Goal of the exercise:
Your task is to repeat the entries exactly. Leave the pictures out.

-- START Data provided --

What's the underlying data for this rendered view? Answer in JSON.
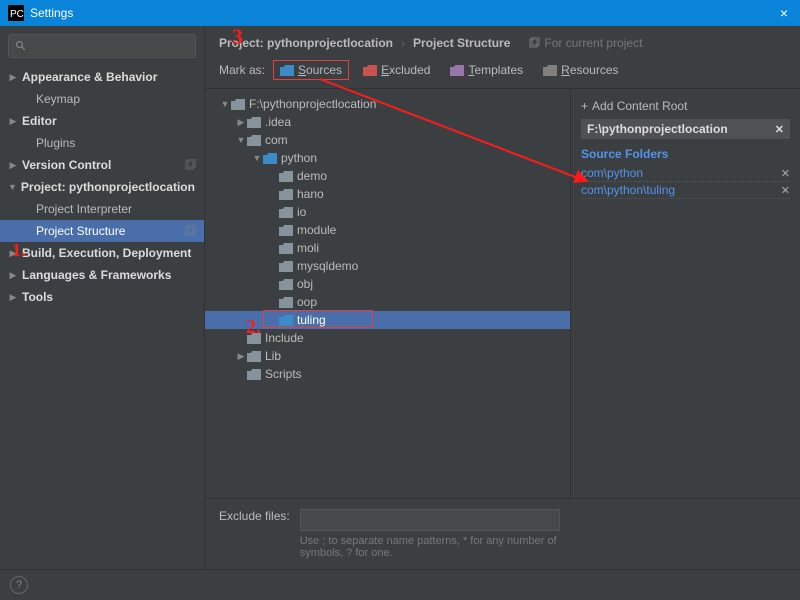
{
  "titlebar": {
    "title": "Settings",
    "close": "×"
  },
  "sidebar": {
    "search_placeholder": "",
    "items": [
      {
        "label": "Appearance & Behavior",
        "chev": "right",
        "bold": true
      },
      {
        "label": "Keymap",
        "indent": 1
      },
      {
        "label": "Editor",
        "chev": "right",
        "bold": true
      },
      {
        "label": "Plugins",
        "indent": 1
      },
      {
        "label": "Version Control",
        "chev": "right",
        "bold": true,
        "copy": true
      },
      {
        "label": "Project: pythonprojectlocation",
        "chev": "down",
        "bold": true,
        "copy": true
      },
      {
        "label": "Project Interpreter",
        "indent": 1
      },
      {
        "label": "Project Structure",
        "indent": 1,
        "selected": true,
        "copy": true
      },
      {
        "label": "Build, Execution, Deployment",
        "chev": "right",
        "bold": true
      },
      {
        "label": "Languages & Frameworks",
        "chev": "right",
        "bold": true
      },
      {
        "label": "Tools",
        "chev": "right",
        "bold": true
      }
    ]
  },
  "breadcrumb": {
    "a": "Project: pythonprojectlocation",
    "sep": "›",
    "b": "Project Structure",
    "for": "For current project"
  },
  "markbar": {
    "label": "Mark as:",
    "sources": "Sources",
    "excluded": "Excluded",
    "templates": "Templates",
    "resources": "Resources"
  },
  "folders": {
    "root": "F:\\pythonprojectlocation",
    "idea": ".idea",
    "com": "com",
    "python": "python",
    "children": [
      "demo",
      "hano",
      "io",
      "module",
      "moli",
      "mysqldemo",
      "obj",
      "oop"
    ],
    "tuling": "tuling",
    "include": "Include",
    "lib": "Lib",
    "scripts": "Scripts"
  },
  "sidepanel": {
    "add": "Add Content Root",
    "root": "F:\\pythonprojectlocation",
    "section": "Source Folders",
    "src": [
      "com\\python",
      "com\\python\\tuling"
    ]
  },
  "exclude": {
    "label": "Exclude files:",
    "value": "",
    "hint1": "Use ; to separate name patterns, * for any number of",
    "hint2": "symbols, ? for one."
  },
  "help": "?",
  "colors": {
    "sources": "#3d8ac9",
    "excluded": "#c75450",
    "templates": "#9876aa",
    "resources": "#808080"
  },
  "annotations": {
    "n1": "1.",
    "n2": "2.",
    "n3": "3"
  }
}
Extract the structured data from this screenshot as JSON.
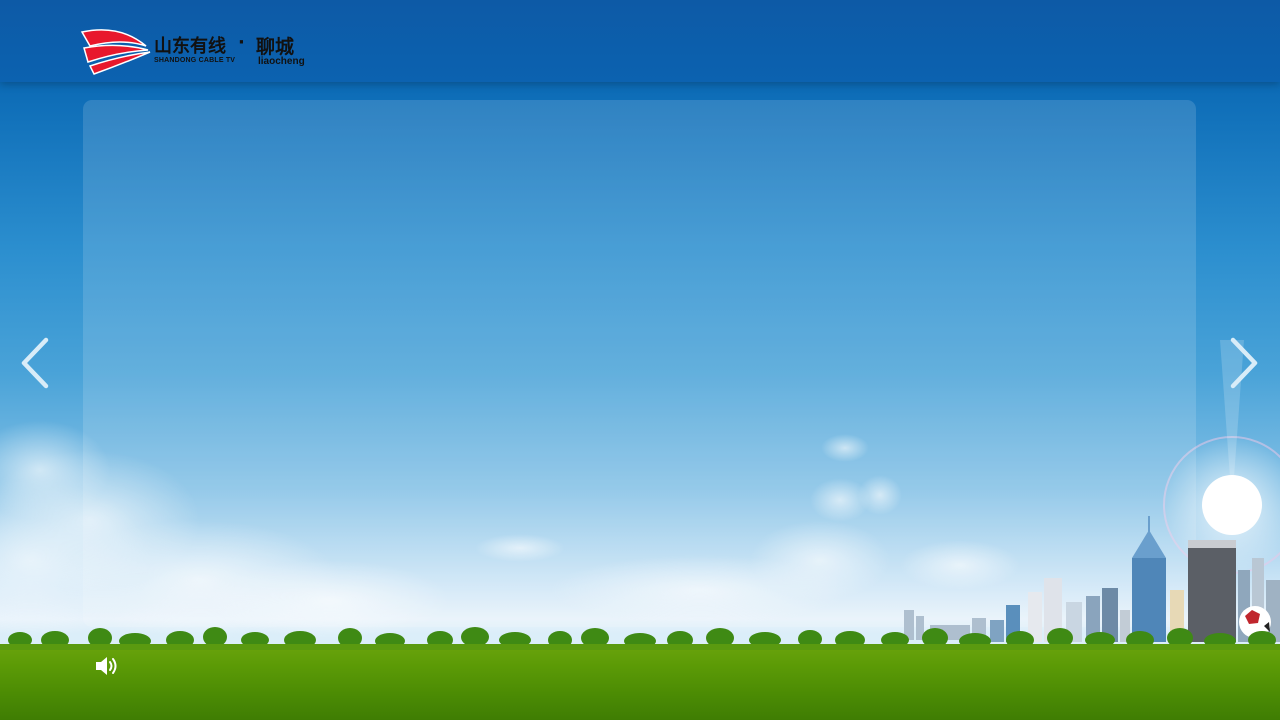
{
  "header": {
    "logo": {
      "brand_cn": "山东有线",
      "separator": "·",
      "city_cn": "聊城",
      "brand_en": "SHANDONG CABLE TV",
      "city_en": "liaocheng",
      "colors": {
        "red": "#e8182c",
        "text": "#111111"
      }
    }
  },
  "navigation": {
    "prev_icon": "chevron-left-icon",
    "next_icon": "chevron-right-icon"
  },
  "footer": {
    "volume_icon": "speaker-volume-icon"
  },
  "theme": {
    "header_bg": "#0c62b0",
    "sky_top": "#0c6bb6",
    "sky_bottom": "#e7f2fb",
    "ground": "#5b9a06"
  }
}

-- END Data provided --

Full solution:
What's the underlying data for this rendered view? Answer in JSON.
{
  "titlebar": {
    "title": "Settings",
    "close": "×"
  },
  "sidebar": {
    "search_placeholder": "",
    "items": [
      {
        "label": "Appearance & Behavior",
        "chev": "right",
        "bold": true
      },
      {
        "label": "Keymap",
        "indent": 1
      },
      {
        "label": "Editor",
        "chev": "right",
        "bold": true
      },
      {
        "label": "Plugins",
        "indent": 1
      },
      {
        "label": "Version Control",
        "chev": "right",
        "bold": true,
        "copy": true
      },
      {
        "label": "Project: pythonprojectlocation",
        "chev": "down",
        "bold": true,
        "copy": true
      },
      {
        "label": "Project Interpreter",
        "indent": 1
      },
      {
        "label": "Project Structure",
        "indent": 1,
        "selected": true,
        "copy": true
      },
      {
        "label": "Build, Execution, Deployment",
        "chev": "right",
        "bold": true
      },
      {
        "label": "Languages & Frameworks",
        "chev": "right",
        "bold": true
      },
      {
        "label": "Tools",
        "chev": "right",
        "bold": true
      }
    ]
  },
  "breadcrumb": {
    "a": "Project: pythonprojectlocation",
    "sep": "›",
    "b": "Project Structure",
    "for": "For current project"
  },
  "markbar": {
    "label": "Mark as:",
    "sources": "Sources",
    "excluded": "Excluded",
    "templates": "Templates",
    "resources": "Resources"
  },
  "folders": {
    "root": "F:\\pythonprojectlocation",
    "idea": ".idea",
    "com": "com",
    "python": "python",
    "children": [
      "demo",
      "hano",
      "io",
      "module",
      "moli",
      "mysqldemo",
      "obj",
      "oop"
    ],
    "tuling": "tuling",
    "include": "Include",
    "lib": "Lib",
    "scripts": "Scripts"
  },
  "sidepanel": {
    "add": "Add Content Root",
    "root": "F:\\pythonprojectlocation",
    "section": "Source Folders",
    "src": [
      "com\\python",
      "com\\python\\tuling"
    ]
  },
  "exclude": {
    "label": "Exclude files:",
    "value": "",
    "hint1": "Use ; to separate name patterns, * for any number of",
    "hint2": "symbols, ? for one."
  },
  "help": "?",
  "colors": {
    "sources": "#3d8ac9",
    "excluded": "#c75450",
    "templates": "#9876aa",
    "resources": "#808080"
  },
  "annotations": {
    "n1": "1.",
    "n2": "2.",
    "n3": "3"
  }
}
Extract the structured data from this screenshot as JSON.
{
  "header": {
    "logo": {
      "brand_cn": "山东有线",
      "separator": "·",
      "city_cn": "聊城",
      "brand_en": "SHANDONG CABLE TV",
      "city_en": "liaocheng",
      "colors": {
        "red": "#e8182c",
        "text": "#111111"
      }
    }
  },
  "navigation": {
    "prev_icon": "chevron-left-icon",
    "next_icon": "chevron-right-icon"
  },
  "footer": {
    "volume_icon": "speaker-volume-icon"
  },
  "theme": {
    "header_bg": "#0c62b0",
    "sky_top": "#0c6bb6",
    "sky_bottom": "#e7f2fb",
    "ground": "#5b9a06"
  }
}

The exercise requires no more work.